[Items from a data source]
┌────────
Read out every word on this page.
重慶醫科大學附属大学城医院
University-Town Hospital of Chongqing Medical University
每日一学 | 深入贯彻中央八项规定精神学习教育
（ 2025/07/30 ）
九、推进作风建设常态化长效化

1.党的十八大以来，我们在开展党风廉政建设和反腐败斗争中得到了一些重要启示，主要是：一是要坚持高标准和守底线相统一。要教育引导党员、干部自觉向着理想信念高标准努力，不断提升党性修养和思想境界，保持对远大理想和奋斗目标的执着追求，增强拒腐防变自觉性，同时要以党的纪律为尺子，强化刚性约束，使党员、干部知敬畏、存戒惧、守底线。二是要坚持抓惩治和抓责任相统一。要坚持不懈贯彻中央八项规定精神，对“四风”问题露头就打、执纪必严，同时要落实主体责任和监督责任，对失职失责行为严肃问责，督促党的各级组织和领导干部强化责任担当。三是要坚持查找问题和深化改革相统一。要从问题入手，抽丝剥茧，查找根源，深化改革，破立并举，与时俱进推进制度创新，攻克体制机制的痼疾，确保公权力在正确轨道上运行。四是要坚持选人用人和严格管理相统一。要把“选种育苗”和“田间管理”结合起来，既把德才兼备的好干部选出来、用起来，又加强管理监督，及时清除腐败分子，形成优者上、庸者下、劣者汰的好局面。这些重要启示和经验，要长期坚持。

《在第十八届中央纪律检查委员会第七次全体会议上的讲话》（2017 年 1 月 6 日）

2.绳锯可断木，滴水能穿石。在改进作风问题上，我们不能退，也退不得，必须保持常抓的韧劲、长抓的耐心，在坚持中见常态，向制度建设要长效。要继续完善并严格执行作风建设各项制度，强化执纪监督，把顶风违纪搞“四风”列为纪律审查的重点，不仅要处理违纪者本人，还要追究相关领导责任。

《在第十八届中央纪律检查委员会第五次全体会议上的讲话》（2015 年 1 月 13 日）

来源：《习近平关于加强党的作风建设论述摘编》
└────────
PROBLEM TO SOLVE: Repeat the entries above exactly, leaving nothing out.

SOLUTION FOR THIS TASK:
Read out every word on this page.
重慶醫科大學附属大学城医院
University-Town Hospital of Chongqing Medical University
每日一学 | 深入贯彻中央八项规定精神学习教育
（ 2025/07/30 ）
九、推进作风建设常态化长效化

1.党的十八大以来，我们在开展党风廉政建设和反腐败斗争中得到了一些重要启示，主要是：一是要坚持高标准和守底线相统一。要教育引导党员、干部自觉向着理想信念高标准努力，不断提升党性修养和思想境界，保持对远大理想和奋斗目标的执着追求，增强拒腐防变自觉性，同时要以党的纪律为尺子，强化刚性约束，使党员、干部知敬畏、存戒惧、守底线。二是要坚持抓惩治和抓责任相统一。要坚持不懈贯彻中央八项规定精神，对“四风”问题露头就打、执纪必严，同时要落实主体责任和监督责任，对失职失责行为严肃问责，督促党的各级组织和领导干部强化责任担当。三是要坚持查找问题和深化改革相统一。要从问题入手，抽丝剥茧，查找根源，深化改革，破立并举，与时俱进推进制度创新，攻克体制机制的痼疾，确保公权力在正确轨道上运行。四是要坚持选人用人和严格管理相统一。要把“选种育苗”和“田间管理”结合起来，既把德才兼备的好干部选出来、用起来，又加强管理监督，及时清除腐败分子，形成优者上、庸者下、劣者汰的好局面。这些重要启示和经验，要长期坚持。

《在第十八届中央纪律检查委员会第七次全体会议上的讲话》（2017 年 1 月 6 日）

2.绳锯可断木，滴水能穿石。在改进作风问题上，我们不能退，也退不得，必须保持常抓的韧劲、长抓的耐心，在坚持中见常态，向制度建设要长效。要继续完善并严格执行作风建设各项制度，强化执纪监督，把顶风违纪搞“四风”列为纪律审查的重点，不仅要处理违纪者本人，还要追究相关领导责任。

《在第十八届中央纪律检查委员会第五次全体会议上的讲话》（2015 年 1 月 13 日）

来源：《习近平关于加强党的作风建设论述摘编》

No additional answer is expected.